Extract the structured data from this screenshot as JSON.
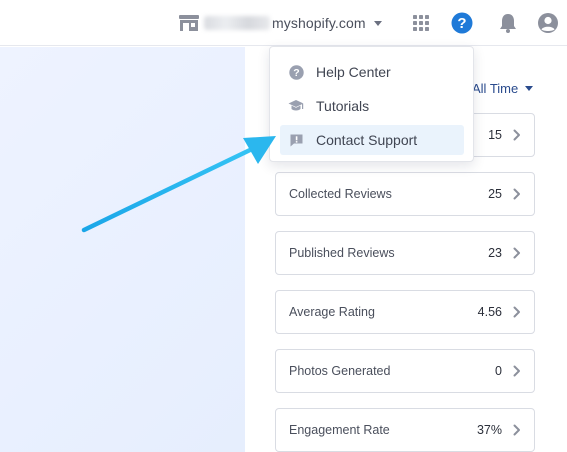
{
  "header": {
    "store_domain": "myshopify.com",
    "icons": [
      "store-icon",
      "apps-grid-icon",
      "help-icon",
      "bell-icon",
      "user-icon"
    ]
  },
  "help_menu": {
    "items": [
      {
        "label": "Help Center",
        "icon": "question-circle-icon"
      },
      {
        "label": "Tutorials",
        "icon": "graduation-cap-icon"
      },
      {
        "label": "Contact Support",
        "icon": "chat-alert-icon",
        "active": true
      }
    ]
  },
  "stats": {
    "range_label": "All Time",
    "cards": [
      {
        "label": "",
        "value": "15"
      },
      {
        "label": "Collected Reviews",
        "value": "25"
      },
      {
        "label": "Published Reviews",
        "value": "23"
      },
      {
        "label": "Average Rating",
        "value": "4.56"
      },
      {
        "label": "Photos Generated",
        "value": "0"
      },
      {
        "label": "Engagement Rate",
        "value": "37%"
      }
    ]
  },
  "colors": {
    "accent": "#1f7ad8",
    "arrow": "#2bb7ee",
    "active_bg": "#eaf3fc",
    "left_panel_bg": "#eef3ff"
  }
}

### Task details
Copy each line of the listing that holds the word "Reviews".

### Exercise response
        "label": "Collected Reviews",
        "label": "Published Reviews",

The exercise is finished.